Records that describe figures
************

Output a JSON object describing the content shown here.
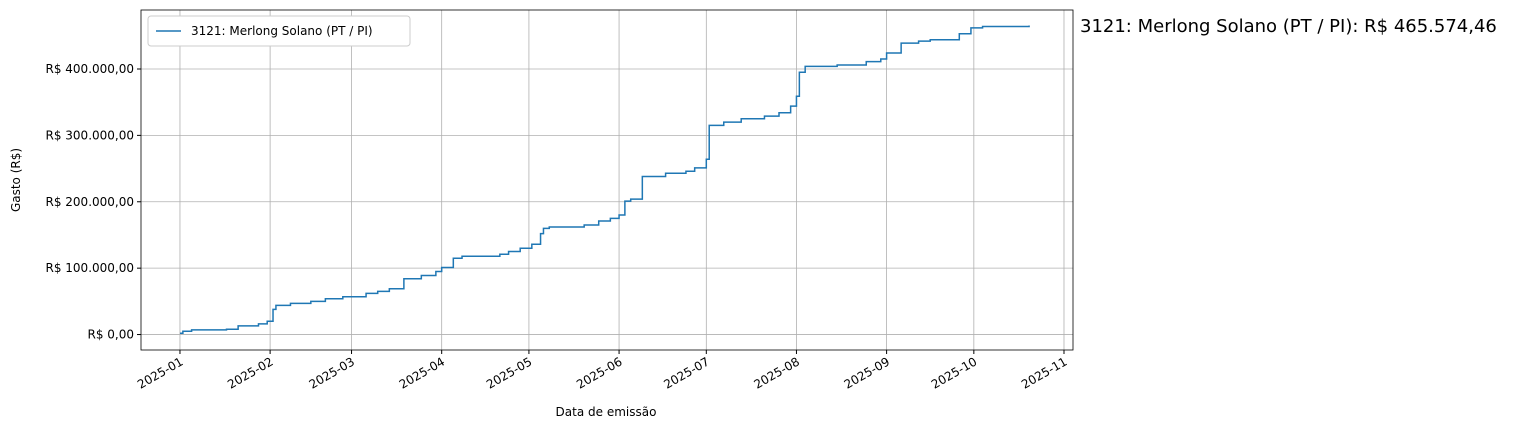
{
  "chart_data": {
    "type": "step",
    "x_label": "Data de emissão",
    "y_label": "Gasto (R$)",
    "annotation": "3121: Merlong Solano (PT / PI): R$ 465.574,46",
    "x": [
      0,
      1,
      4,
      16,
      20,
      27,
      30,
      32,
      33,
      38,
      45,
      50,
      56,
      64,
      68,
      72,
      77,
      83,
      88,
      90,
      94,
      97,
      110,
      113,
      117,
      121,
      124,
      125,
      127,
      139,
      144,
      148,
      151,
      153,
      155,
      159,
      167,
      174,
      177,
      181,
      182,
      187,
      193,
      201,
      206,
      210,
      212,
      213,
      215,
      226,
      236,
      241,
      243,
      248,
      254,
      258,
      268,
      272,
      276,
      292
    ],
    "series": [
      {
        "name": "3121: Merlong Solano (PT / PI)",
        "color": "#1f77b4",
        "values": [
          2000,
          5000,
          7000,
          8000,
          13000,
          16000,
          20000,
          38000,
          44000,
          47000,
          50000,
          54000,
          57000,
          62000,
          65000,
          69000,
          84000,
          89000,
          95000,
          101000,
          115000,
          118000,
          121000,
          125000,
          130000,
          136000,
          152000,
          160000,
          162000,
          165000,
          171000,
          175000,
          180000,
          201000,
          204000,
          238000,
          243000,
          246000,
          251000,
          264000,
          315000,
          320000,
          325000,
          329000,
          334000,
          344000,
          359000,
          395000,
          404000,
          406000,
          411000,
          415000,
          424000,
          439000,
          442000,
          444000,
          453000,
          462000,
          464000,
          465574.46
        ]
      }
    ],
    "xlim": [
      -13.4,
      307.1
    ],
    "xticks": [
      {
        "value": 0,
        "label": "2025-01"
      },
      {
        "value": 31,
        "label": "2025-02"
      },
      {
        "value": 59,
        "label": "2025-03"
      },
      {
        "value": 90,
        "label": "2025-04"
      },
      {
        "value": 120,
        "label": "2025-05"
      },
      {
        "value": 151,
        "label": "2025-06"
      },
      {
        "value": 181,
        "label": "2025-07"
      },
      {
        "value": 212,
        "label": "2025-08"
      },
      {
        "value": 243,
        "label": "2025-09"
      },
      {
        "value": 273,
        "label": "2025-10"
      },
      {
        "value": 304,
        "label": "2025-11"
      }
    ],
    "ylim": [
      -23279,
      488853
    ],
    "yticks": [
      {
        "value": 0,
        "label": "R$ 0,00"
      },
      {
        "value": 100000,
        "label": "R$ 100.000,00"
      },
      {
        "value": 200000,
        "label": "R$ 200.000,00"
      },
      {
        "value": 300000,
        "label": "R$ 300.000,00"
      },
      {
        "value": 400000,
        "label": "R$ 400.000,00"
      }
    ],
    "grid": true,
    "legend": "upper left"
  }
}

************

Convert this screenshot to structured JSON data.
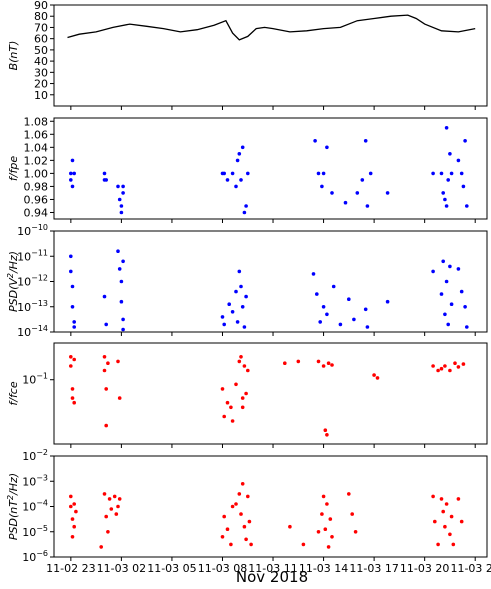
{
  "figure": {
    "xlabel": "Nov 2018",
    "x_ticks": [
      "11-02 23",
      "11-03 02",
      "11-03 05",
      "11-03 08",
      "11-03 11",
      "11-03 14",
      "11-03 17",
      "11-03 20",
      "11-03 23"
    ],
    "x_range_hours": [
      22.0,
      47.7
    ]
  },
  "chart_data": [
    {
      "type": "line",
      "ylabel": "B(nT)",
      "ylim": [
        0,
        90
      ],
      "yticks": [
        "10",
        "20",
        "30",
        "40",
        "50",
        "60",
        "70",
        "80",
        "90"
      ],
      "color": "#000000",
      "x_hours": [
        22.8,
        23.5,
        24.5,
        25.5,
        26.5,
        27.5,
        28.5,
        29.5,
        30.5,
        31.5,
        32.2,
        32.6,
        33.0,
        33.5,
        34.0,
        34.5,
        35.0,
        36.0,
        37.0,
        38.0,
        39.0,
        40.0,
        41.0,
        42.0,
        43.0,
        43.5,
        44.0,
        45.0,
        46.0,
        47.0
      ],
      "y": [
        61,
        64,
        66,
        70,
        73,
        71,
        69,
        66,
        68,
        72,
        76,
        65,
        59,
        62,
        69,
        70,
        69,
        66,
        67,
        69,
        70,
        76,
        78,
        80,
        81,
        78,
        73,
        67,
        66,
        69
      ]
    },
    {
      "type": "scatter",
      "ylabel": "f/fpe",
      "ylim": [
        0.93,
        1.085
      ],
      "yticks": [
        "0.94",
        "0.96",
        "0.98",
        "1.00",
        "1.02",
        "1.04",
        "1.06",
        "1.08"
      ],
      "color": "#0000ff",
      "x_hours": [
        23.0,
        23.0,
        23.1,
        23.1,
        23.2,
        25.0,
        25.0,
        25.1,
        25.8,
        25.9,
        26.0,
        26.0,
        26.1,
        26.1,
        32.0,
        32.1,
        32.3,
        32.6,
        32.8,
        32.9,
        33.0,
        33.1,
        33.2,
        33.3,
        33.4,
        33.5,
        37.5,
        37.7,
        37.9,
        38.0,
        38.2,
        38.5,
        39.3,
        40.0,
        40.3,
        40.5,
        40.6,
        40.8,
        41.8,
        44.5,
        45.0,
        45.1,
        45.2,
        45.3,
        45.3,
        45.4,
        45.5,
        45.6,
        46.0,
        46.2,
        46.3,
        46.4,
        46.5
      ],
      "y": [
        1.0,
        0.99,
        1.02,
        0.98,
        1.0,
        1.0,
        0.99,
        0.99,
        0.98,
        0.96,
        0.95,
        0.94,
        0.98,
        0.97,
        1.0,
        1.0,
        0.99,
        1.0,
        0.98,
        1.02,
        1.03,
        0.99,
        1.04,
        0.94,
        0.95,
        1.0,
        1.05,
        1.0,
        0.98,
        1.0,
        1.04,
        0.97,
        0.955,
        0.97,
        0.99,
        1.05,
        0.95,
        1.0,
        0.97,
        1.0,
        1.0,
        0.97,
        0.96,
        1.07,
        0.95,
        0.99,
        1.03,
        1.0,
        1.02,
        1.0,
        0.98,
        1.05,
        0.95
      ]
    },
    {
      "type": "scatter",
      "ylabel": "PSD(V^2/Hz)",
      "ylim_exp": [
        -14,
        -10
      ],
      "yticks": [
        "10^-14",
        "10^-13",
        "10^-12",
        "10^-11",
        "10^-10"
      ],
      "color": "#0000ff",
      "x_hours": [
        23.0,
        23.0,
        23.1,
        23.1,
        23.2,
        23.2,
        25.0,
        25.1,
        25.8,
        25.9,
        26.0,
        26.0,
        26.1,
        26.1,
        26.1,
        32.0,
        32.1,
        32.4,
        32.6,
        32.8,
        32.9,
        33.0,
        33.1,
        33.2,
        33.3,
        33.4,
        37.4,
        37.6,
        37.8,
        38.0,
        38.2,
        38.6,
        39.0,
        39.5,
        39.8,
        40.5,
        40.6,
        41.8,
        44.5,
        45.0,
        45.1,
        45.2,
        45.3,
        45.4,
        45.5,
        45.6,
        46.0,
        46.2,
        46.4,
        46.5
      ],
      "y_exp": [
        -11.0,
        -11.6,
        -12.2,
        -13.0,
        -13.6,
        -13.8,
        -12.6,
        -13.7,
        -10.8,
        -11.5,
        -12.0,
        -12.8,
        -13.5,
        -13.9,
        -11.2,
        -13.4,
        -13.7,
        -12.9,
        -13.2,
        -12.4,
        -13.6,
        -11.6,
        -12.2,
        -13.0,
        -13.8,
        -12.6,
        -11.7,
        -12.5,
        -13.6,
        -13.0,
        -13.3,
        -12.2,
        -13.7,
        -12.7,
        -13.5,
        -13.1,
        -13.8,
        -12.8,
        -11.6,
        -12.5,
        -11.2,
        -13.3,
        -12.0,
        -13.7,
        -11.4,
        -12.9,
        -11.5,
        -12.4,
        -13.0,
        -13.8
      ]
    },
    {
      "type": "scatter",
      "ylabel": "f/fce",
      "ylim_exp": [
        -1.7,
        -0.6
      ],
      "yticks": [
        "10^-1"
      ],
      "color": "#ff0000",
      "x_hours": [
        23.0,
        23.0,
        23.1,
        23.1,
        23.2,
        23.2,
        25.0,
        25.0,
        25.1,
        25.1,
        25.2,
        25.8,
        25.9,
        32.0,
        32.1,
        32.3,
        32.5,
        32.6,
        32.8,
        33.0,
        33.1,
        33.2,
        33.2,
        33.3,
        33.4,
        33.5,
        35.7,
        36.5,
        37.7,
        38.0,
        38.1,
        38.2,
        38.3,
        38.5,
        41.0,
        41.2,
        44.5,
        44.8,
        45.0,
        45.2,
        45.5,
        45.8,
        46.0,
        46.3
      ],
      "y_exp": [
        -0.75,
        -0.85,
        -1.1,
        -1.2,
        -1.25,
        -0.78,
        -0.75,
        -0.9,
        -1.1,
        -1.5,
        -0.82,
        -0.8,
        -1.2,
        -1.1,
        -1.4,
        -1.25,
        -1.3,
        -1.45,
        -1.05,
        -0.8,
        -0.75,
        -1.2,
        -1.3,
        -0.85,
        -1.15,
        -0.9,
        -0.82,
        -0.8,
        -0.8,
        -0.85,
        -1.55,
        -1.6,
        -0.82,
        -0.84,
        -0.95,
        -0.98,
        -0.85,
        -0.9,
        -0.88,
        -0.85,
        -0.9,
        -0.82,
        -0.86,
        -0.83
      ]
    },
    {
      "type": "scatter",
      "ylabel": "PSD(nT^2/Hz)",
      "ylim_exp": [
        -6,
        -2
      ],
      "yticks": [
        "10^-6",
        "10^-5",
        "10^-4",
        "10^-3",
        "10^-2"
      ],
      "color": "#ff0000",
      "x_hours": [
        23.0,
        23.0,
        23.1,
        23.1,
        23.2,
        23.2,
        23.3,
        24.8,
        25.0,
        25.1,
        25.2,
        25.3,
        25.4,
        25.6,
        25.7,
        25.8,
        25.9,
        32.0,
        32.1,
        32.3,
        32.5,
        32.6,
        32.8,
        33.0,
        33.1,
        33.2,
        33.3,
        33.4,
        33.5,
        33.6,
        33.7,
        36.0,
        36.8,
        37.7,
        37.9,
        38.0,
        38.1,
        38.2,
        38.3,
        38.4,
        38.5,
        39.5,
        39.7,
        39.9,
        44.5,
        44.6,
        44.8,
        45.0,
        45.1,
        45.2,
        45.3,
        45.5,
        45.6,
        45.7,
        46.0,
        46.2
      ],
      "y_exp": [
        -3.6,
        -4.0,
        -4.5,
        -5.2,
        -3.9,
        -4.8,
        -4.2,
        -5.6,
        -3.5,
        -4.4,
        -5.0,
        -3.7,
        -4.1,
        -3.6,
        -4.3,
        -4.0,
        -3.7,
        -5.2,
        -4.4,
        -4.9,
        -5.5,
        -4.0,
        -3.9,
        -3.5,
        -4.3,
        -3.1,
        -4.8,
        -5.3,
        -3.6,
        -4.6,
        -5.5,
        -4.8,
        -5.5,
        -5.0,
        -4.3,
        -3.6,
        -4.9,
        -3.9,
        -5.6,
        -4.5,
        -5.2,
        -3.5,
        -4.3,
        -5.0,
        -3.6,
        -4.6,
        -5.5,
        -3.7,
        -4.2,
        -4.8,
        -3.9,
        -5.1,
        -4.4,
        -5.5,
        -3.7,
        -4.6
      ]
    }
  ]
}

************

Written instruction
Find the string "Merlong" in the listing and return every line that holds it.

Response to this task
    "annotation": "3121: Merlong Solano (PT / PI): R$ 465.574,46",
        "name": "3121: Merlong Solano (PT / PI)",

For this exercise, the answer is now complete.